-- Start --

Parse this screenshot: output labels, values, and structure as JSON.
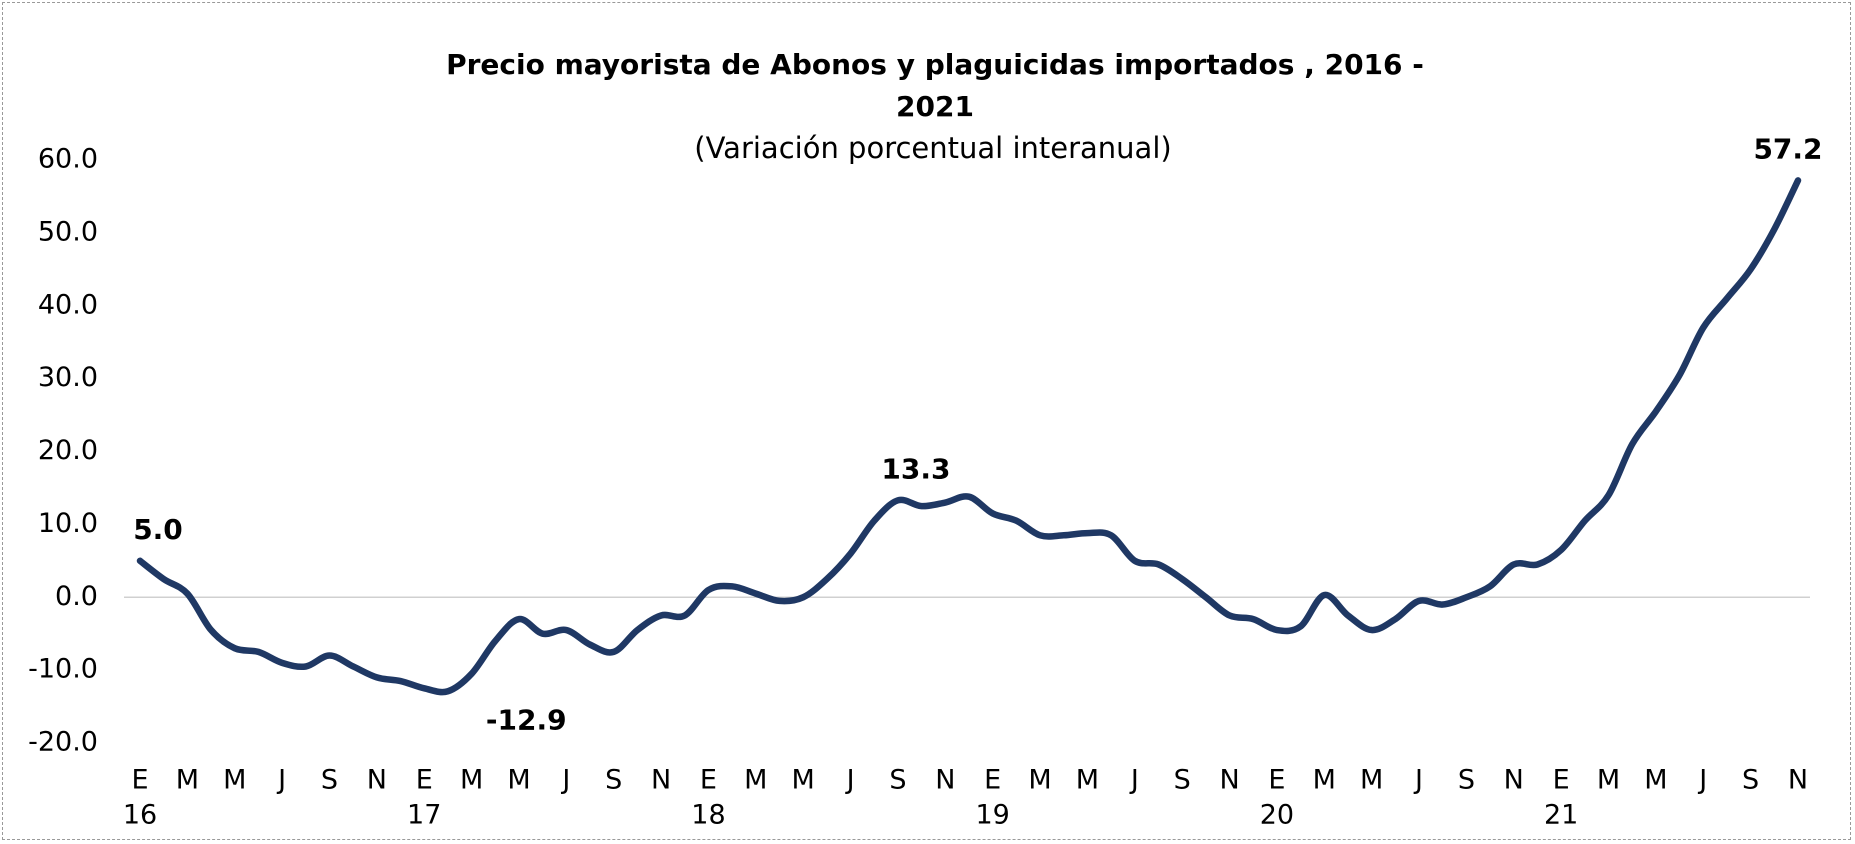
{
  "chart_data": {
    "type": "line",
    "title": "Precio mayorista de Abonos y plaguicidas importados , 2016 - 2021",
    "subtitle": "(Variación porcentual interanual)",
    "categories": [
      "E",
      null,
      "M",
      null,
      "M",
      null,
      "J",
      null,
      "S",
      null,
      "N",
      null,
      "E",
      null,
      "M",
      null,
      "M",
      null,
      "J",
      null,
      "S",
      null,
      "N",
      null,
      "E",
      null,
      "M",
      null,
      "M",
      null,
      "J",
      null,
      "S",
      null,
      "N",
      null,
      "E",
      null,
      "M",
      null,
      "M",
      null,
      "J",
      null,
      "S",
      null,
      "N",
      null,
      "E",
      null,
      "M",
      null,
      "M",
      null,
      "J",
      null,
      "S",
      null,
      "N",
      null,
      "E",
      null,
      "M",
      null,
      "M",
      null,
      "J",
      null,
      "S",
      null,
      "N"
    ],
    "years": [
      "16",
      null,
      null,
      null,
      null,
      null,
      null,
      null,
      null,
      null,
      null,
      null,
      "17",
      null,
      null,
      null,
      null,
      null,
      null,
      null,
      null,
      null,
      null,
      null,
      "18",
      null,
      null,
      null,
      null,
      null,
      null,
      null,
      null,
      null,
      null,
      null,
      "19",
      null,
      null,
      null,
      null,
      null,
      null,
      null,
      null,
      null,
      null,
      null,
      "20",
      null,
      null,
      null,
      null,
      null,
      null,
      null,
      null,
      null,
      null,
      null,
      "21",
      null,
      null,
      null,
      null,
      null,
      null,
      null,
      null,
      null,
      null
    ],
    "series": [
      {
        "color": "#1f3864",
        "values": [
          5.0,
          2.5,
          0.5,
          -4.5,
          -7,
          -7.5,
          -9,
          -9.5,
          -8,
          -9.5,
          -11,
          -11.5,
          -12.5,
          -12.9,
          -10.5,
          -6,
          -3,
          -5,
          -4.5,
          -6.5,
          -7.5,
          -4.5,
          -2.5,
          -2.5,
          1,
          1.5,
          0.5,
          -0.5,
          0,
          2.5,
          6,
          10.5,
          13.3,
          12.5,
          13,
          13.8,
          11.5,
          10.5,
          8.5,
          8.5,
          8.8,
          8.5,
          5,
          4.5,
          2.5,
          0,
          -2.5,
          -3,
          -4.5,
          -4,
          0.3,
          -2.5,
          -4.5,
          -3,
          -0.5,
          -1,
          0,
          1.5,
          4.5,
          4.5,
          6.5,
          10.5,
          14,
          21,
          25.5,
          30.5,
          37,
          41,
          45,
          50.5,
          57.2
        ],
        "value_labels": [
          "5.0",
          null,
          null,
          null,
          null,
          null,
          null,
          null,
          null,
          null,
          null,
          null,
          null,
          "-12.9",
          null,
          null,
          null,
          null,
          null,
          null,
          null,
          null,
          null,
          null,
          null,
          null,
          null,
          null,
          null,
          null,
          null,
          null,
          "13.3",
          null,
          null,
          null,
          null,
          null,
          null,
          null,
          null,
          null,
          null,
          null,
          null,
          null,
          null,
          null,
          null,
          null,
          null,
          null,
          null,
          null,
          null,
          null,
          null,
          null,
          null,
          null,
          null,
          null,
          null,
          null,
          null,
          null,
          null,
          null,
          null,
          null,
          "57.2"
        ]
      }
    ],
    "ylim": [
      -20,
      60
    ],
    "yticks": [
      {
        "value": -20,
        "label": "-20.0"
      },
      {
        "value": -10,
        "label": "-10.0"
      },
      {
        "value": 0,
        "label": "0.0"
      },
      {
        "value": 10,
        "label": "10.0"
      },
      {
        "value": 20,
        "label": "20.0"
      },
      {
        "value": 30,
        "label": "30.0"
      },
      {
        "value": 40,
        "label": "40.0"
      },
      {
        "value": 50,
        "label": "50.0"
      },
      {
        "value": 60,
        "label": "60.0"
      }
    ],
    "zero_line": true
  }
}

-- End --
-- Start --

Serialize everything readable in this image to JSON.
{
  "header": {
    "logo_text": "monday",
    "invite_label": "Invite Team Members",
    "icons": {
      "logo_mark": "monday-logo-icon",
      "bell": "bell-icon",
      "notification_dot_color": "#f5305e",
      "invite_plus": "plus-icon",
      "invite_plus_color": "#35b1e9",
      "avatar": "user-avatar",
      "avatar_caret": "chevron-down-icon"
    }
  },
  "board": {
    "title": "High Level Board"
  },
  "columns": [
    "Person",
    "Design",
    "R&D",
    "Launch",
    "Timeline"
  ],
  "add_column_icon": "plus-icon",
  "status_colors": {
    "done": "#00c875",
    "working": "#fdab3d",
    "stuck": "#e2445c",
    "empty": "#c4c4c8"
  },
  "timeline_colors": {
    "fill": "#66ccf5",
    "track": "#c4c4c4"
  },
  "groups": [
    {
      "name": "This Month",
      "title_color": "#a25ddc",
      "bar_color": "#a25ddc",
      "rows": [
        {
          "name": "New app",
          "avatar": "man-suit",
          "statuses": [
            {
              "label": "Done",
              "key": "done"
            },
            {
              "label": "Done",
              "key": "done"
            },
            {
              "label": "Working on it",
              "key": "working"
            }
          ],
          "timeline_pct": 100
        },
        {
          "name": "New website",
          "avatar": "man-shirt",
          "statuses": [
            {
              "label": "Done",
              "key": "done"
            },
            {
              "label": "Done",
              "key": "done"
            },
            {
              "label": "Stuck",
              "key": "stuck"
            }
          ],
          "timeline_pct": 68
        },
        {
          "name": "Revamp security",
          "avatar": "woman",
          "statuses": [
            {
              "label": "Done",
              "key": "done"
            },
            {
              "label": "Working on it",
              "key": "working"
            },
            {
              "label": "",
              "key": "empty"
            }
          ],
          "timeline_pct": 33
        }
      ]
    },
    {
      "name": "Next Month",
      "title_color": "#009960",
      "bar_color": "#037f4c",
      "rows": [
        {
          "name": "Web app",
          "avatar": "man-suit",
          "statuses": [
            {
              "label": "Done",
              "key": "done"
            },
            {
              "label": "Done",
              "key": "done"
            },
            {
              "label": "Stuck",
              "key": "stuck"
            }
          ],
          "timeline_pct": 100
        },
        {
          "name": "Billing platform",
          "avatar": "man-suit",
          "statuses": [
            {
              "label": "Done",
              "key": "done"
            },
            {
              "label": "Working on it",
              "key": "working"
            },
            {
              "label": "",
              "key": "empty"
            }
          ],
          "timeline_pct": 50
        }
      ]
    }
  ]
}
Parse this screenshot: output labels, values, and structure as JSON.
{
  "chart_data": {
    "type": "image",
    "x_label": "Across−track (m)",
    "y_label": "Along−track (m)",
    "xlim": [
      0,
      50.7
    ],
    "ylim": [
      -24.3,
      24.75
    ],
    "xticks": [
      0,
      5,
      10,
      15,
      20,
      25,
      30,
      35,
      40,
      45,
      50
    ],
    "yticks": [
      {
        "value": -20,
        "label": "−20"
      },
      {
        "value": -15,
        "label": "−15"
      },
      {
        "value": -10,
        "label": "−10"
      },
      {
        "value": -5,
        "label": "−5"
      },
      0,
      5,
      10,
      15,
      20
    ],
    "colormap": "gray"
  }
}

-- End --

## PROBLEM TO WORK ON
Your answer should be one number: the count of lines in the data above that include the word "track".

## ANSWER IN FULL
3